-------- RECORDS
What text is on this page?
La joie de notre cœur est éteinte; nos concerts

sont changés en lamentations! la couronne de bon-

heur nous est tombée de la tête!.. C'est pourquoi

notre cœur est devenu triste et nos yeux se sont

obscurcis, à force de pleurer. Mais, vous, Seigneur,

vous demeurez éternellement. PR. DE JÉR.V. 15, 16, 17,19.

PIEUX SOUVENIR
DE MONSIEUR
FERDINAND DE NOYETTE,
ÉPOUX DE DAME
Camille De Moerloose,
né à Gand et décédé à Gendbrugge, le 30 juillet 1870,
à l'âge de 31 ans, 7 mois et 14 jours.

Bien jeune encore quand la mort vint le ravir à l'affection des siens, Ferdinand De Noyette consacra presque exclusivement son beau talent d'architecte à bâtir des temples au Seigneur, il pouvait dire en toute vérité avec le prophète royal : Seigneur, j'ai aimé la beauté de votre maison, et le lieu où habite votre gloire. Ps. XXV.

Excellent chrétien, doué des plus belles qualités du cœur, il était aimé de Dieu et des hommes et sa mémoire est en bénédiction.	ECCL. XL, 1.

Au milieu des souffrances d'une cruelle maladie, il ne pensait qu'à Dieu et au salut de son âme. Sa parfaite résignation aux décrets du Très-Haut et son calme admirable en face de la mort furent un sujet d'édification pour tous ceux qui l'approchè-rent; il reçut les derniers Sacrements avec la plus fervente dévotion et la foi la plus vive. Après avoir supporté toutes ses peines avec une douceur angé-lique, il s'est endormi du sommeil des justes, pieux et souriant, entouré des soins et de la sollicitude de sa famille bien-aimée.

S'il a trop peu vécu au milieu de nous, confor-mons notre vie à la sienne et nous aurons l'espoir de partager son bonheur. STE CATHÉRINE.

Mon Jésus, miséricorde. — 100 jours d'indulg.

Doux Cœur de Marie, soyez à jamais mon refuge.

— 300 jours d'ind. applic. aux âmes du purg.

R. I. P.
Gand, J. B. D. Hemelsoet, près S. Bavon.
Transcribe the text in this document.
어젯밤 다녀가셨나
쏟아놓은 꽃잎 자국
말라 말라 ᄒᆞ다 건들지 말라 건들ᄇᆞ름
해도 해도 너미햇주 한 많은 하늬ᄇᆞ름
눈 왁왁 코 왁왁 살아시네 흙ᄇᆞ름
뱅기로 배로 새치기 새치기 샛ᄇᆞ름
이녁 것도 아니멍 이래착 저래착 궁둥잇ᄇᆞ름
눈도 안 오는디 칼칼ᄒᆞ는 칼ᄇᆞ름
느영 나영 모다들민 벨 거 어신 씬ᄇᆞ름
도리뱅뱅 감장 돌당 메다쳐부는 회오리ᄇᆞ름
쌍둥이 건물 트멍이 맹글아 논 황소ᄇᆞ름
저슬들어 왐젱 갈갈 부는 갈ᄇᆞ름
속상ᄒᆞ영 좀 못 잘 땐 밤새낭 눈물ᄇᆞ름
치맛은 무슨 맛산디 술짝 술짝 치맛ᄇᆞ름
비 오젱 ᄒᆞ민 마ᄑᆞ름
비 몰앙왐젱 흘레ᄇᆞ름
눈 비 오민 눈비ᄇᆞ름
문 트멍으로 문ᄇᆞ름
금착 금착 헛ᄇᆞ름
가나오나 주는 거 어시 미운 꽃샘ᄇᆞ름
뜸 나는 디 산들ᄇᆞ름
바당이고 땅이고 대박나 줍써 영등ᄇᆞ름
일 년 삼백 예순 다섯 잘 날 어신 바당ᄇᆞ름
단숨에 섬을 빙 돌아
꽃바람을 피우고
----------------
### WHAT YOU HAVE TO DO:
Reproduce each record exactly, leaving nothing out.

### FINISHED ANSWER:
What text is on this page?
La joie de notre cœur est éteinte; nos concerts

sont changés en lamentations! la couronne de bon-

heur nous est tombée de la tête!.. C'est pourquoi

notre cœur est devenu triste et nos yeux se sont

obscurcis, à force de pleurer. Mais, vous, Seigneur,

vous demeurez éternellement. PR. DE JÉR.V. 15, 16, 17,19.

PIEUX SOUVENIR
DE MONSIEUR
FERDINAND DE NOYETTE,
ÉPOUX DE DAME
Camille De Moerloose,
né à Gand et décédé à Gendbrugge, le 30 juillet 1870,
à l'âge de 31 ans, 7 mois et 14 jours.

Bien jeune encore quand la mort vint le ravir à l'affection des siens, Ferdinand De Noyette consacra presque exclusivement son beau talent d'architecte à bâtir des temples au Seigneur, il pouvait dire en toute vérité avec le prophète royal : Seigneur, j'ai aimé la beauté de votre maison, et le lieu où habite votre gloire. Ps. XXV.

Excellent chrétien, doué des plus belles qualités du cœur, il était aimé de Dieu et des hommes et sa mémoire est en bénédiction.	ECCL. XL, 1.

Au milieu des souffrances d'une cruelle maladie, il ne pensait qu'à Dieu et au salut de son âme. Sa parfaite résignation aux décrets du Très-Haut et son calme admirable en face de la mort furent un sujet d'édification pour tous ceux qui l'approchè-rent; il reçut les derniers Sacrements avec la plus fervente dévotion et la foi la plus vive. Après avoir supporté toutes ses peines avec une douceur angé-lique, il s'est endormi du sommeil des justes, pieux et souriant, entouré des soins et de la sollicitude de sa famille bien-aimée.

S'il a trop peu vécu au milieu de nous, confor-mons notre vie à la sienne et nous aurons l'espoir de partager son bonheur. STE CATHÉRINE.

Mon Jésus, miséricorde. — 100 jours d'indulg.

Doux Cœur de Marie, soyez à jamais mon refuge.

— 300 jours d'ind. applic. aux âmes du purg.

R. I. P.
Gand, J. B. D. Hemelsoet, près S. Bavon.
Transcribe the text in this document.
어젯밤 다녀가셨나
쏟아놓은 꽃잎 자국
말라 말라 ᄒᆞ다 건들지 말라 건들ᄇᆞ름
해도 해도 너미햇주 한 많은 하늬ᄇᆞ름
눈 왁왁 코 왁왁 살아시네 흙ᄇᆞ름
뱅기로 배로 새치기 새치기 샛ᄇᆞ름
이녁 것도 아니멍 이래착 저래착 궁둥잇ᄇᆞ름
눈도 안 오는디 칼칼ᄒᆞ는 칼ᄇᆞ름
느영 나영 모다들민 벨 거 어신 씬ᄇᆞ름
도리뱅뱅 감장 돌당 메다쳐부는 회오리ᄇᆞ름
쌍둥이 건물 트멍이 맹글아 논 황소ᄇᆞ름
저슬들어 왐젱 갈갈 부는 갈ᄇᆞ름
속상ᄒᆞ영 좀 못 잘 땐 밤새낭 눈물ᄇᆞ름
치맛은 무슨 맛산디 술짝 술짝 치맛ᄇᆞ름
비 오젱 ᄒᆞ민 마ᄑᆞ름
비 몰앙왐젱 흘레ᄇᆞ름
눈 비 오민 눈비ᄇᆞ름
문 트멍으로 문ᄇᆞ름
금착 금착 헛ᄇᆞ름
가나오나 주는 거 어시 미운 꽃샘ᄇᆞ름
뜸 나는 디 산들ᄇᆞ름
바당이고 땅이고 대박나 줍써 영등ᄇᆞ름
일 년 삼백 예순 다섯 잘 날 어신 바당ᄇᆞ름
단숨에 섬을 빙 돌아
꽃바람을 피우고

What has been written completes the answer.